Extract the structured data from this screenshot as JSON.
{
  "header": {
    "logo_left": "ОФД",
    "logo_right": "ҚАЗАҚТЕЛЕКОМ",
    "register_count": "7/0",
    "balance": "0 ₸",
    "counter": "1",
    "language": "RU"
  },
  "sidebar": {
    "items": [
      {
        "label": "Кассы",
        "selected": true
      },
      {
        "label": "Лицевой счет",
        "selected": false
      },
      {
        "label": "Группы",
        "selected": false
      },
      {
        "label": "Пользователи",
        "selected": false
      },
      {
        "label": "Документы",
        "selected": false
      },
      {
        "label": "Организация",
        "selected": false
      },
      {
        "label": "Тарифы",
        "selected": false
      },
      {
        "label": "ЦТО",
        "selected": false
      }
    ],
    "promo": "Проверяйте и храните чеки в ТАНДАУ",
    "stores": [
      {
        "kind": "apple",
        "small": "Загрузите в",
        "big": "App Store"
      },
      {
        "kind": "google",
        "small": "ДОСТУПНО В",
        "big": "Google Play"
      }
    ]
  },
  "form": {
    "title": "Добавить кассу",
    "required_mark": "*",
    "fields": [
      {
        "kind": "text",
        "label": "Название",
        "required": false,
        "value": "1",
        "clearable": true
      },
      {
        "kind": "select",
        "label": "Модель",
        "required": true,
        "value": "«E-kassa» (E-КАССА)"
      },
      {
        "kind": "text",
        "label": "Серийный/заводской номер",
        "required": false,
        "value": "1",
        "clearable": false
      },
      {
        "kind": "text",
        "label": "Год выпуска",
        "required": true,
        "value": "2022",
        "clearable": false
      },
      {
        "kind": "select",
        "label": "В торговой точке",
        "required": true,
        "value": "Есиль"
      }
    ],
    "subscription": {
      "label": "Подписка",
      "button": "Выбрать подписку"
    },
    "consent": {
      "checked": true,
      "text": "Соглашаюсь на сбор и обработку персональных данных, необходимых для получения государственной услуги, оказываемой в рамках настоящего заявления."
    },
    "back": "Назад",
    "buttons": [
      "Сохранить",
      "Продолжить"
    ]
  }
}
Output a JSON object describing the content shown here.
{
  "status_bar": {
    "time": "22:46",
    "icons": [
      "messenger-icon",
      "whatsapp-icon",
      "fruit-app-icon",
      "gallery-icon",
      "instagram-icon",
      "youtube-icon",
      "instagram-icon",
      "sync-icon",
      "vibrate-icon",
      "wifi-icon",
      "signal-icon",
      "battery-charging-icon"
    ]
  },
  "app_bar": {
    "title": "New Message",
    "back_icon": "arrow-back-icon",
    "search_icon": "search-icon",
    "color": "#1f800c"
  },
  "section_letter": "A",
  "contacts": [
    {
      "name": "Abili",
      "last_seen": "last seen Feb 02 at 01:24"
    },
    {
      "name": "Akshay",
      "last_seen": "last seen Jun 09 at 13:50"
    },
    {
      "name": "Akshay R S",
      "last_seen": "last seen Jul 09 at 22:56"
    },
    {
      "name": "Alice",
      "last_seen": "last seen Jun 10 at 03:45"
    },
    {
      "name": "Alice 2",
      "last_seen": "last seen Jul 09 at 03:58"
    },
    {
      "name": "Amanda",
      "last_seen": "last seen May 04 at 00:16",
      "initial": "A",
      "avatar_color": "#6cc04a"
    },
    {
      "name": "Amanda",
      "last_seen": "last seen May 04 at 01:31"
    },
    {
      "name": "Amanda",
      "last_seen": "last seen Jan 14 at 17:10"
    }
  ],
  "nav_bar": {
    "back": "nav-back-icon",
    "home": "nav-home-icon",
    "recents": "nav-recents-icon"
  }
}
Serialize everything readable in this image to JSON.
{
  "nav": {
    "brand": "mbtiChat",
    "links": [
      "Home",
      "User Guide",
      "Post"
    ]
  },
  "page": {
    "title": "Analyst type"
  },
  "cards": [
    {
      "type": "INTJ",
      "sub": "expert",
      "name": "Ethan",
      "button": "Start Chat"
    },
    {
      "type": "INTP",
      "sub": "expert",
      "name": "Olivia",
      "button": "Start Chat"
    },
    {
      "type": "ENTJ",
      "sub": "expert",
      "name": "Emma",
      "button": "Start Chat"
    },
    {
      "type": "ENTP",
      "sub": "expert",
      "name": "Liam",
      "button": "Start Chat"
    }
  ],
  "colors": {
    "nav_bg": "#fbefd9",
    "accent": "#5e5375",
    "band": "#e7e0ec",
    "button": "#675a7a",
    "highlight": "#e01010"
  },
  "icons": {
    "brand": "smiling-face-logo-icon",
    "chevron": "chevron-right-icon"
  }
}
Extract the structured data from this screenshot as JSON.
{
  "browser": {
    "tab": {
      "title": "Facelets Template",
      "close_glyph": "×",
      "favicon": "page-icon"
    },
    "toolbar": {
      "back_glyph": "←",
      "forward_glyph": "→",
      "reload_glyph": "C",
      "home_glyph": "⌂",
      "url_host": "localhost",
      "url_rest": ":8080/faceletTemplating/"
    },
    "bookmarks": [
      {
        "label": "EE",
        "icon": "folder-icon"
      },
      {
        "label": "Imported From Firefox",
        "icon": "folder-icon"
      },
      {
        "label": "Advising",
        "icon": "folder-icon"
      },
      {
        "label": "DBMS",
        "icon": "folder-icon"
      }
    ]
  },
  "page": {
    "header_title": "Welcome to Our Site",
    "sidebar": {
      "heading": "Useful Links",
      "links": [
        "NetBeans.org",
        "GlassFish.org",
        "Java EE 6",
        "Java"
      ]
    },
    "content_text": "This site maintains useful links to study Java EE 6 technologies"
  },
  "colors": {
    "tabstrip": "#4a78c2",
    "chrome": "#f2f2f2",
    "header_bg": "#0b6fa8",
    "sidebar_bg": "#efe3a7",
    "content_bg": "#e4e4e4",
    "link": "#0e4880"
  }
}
########
Output the complete data exactly as written.

Extract the structured data from this screenshot as JSON.
{
  "header": {
    "logo_left": "ОФД",
    "logo_right": "ҚАЗАҚТЕЛЕКОМ",
    "register_count": "7/0",
    "balance": "0 ₸",
    "counter": "1",
    "language": "RU"
  },
  "sidebar": {
    "items": [
      {
        "label": "Кассы",
        "selected": true
      },
      {
        "label": "Лицевой счет",
        "selected": false
      },
      {
        "label": "Группы",
        "selected": false
      },
      {
        "label": "Пользователи",
        "selected": false
      },
      {
        "label": "Документы",
        "selected": false
      },
      {
        "label": "Организация",
        "selected": false
      },
      {
        "label": "Тарифы",
        "selected": false
      },
      {
        "label": "ЦТО",
        "selected": false
      }
    ],
    "promo": "Проверяйте и храните чеки в ТАНДАУ",
    "stores": [
      {
        "kind": "apple",
        "small": "Загрузите в",
        "big": "App Store"
      },
      {
        "kind": "google",
        "small": "ДОСТУПНО В",
        "big": "Google Play"
      }
    ]
  },
  "form": {
    "title": "Добавить кассу",
    "required_mark": "*",
    "fields": [
      {
        "kind": "text",
        "label": "Название",
        "required": false,
        "value": "1",
        "clearable": true
      },
      {
        "kind": "select",
        "label": "Модель",
        "required": true,
        "value": "«E-kassa» (E-КАССА)"
      },
      {
        "kind": "text",
        "label": "Серийный/заводской номер",
        "required": false,
        "value": "1",
        "clearable": false
      },
      {
        "kind": "text",
        "label": "Год выпуска",
        "required": true,
        "value": "2022",
        "clearable": false
      },
      {
        "kind": "select",
        "label": "В торговой точке",
        "required": true,
        "value": "Есиль"
      }
    ],
    "subscription": {
      "label": "Подписка",
      "button": "Выбрать подписку"
    },
    "consent": {
      "checked": true,
      "text": "Соглашаюсь на сбор и обработку персональных данных, необходимых для получения государственной услуги, оказываемой в рамках настоящего заявления."
    },
    "back": "Назад",
    "buttons": [
      "Сохранить",
      "Продолжить"
    ]
  }
}
Output a JSON object describing the content shown here.
{
  "status_bar": {
    "time": "22:46",
    "icons": [
      "messenger-icon",
      "whatsapp-icon",
      "fruit-app-icon",
      "gallery-icon",
      "instagram-icon",
      "youtube-icon",
      "instagram-icon",
      "sync-icon",
      "vibrate-icon",
      "wifi-icon",
      "signal-icon",
      "battery-charging-icon"
    ]
  },
  "app_bar": {
    "title": "New Message",
    "back_icon": "arrow-back-icon",
    "search_icon": "search-icon",
    "color": "#1f800c"
  },
  "section_letter": "A",
  "contacts": [
    {
      "name": "Abili",
      "last_seen": "last seen Feb 02 at 01:24"
    },
    {
      "name": "Akshay",
      "last_seen": "last seen Jun 09 at 13:50"
    },
    {
      "name": "Akshay R S",
      "last_seen": "last seen Jul 09 at 22:56"
    },
    {
      "name": "Alice",
      "last_seen": "last seen Jun 10 at 03:45"
    },
    {
      "name": "Alice 2",
      "last_seen": "last seen Jul 09 at 03:58"
    },
    {
      "name": "Amanda",
      "last_seen": "last seen May 04 at 00:16",
      "initial": "A",
      "avatar_color": "#6cc04a"
    },
    {
      "name": "Amanda",
      "last_seen": "last seen May 04 at 01:31"
    },
    {
      "name": "Amanda",
      "last_seen": "last seen Jan 14 at 17:10"
    }
  ],
  "nav_bar": {
    "back": "nav-back-icon",
    "home": "nav-home-icon",
    "recents": "nav-recents-icon"
  }
}
Serialize everything readable in this image to JSON.
{
  "nav": {
    "brand": "mbtiChat",
    "links": [
      "Home",
      "User Guide",
      "Post"
    ]
  },
  "page": {
    "title": "Analyst type"
  },
  "cards": [
    {
      "type": "INTJ",
      "sub": "expert",
      "name": "Ethan",
      "button": "Start Chat"
    },
    {
      "type": "INTP",
      "sub": "expert",
      "name": "Olivia",
      "button": "Start Chat"
    },
    {
      "type": "ENTJ",
      "sub": "expert",
      "name": "Emma",
      "button": "Start Chat"
    },
    {
      "type": "ENTP",
      "sub": "expert",
      "name": "Liam",
      "button": "Start Chat"
    }
  ],
  "colors": {
    "nav_bg": "#fbefd9",
    "accent": "#5e5375",
    "band": "#e7e0ec",
    "button": "#675a7a",
    "highlight": "#e01010"
  },
  "icons": {
    "brand": "smiling-face-logo-icon",
    "chevron": "chevron-right-icon"
  }
}
Extract the structured data from this screenshot as JSON.
{
  "browser": {
    "tab": {
      "title": "Facelets Template",
      "close_glyph": "×",
      "favicon": "page-icon"
    },
    "toolbar": {
      "back_glyph": "←",
      "forward_glyph": "→",
      "reload_glyph": "C",
      "home_glyph": "⌂",
      "url_host": "localhost",
      "url_rest": ":8080/faceletTemplating/"
    },
    "bookmarks": [
      {
        "label": "EE",
        "icon": "folder-icon"
      },
      {
        "label": "Imported From Firefox",
        "icon": "folder-icon"
      },
      {
        "label": "Advising",
        "icon": "folder-icon"
      },
      {
        "label": "DBMS",
        "icon": "folder-icon"
      }
    ]
  },
  "page": {
    "header_title": "Welcome to Our Site",
    "sidebar": {
      "heading": "Useful Links",
      "links": [
        "NetBeans.org",
        "GlassFish.org",
        "Java EE 6",
        "Java"
      ]
    },
    "content_text": "This site maintains useful links to study Java EE 6 technologies"
  },
  "colors": {
    "tabstrip": "#4a78c2",
    "chrome": "#f2f2f2",
    "header_bg": "#0b6fa8",
    "sidebar_bg": "#efe3a7",
    "content_bg": "#e4e4e4",
    "link": "#0e4880"
  }
}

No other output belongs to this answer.